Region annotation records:
- - - - - - -

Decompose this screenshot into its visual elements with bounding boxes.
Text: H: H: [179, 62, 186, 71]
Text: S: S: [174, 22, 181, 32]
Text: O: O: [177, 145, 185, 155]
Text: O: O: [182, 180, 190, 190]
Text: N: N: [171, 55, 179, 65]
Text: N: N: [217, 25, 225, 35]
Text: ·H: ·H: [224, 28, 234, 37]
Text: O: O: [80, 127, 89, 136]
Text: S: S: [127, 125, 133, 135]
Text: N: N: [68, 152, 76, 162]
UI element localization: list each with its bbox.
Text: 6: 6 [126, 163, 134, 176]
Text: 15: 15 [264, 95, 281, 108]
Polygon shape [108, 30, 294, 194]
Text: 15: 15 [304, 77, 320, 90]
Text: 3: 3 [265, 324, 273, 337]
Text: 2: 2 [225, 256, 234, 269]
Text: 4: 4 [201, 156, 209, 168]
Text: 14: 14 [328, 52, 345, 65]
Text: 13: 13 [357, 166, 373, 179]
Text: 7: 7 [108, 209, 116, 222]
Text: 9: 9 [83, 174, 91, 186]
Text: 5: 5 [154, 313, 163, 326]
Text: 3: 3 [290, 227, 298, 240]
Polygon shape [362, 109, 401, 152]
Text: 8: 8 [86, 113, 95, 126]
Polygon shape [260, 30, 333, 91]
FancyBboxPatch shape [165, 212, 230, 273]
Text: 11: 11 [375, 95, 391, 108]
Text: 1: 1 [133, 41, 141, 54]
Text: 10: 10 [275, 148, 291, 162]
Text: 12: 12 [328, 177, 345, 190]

- - - - - - -

Task brief
Print every line of the listing above without changing anything.

Task solution
Decompose this screenshot into its visual elements with bounding boxes.
Text: H: H: [179, 62, 186, 71]
Text: S: S: [174, 22, 181, 32]
Text: O: O: [177, 145, 185, 155]
Text: O: O: [182, 180, 190, 190]
Text: N: N: [171, 55, 179, 65]
Text: N: N: [217, 25, 225, 35]
Text: ·H: ·H: [224, 28, 234, 37]
Text: O: O: [80, 127, 89, 136]
Text: S: S: [127, 125, 133, 135]
Text: N: N: [68, 152, 76, 162]
UI element localization: list each with its bbox.
Text: 6: 6 [126, 163, 134, 176]
Text: 15: 15 [264, 95, 281, 108]
Polygon shape [108, 30, 294, 194]
Text: 15: 15 [304, 77, 320, 90]
Text: 3: 3 [265, 324, 273, 337]
Text: 2: 2 [225, 256, 234, 269]
Text: 4: 4 [201, 156, 209, 168]
Text: 14: 14 [328, 52, 345, 65]
Text: 13: 13 [357, 166, 373, 179]
Text: 7: 7 [108, 209, 116, 222]
Text: 9: 9 [83, 174, 91, 186]
Text: 5: 5 [154, 313, 163, 326]
Text: 3: 3 [290, 227, 298, 240]
Polygon shape [362, 109, 401, 152]
Text: 8: 8 [86, 113, 95, 126]
Polygon shape [260, 30, 333, 91]
FancyBboxPatch shape [165, 212, 230, 273]
Text: 11: 11 [375, 95, 391, 108]
Text: 1: 1 [133, 41, 141, 54]
Text: 10: 10 [275, 148, 291, 162]
Text: 12: 12 [328, 177, 345, 190]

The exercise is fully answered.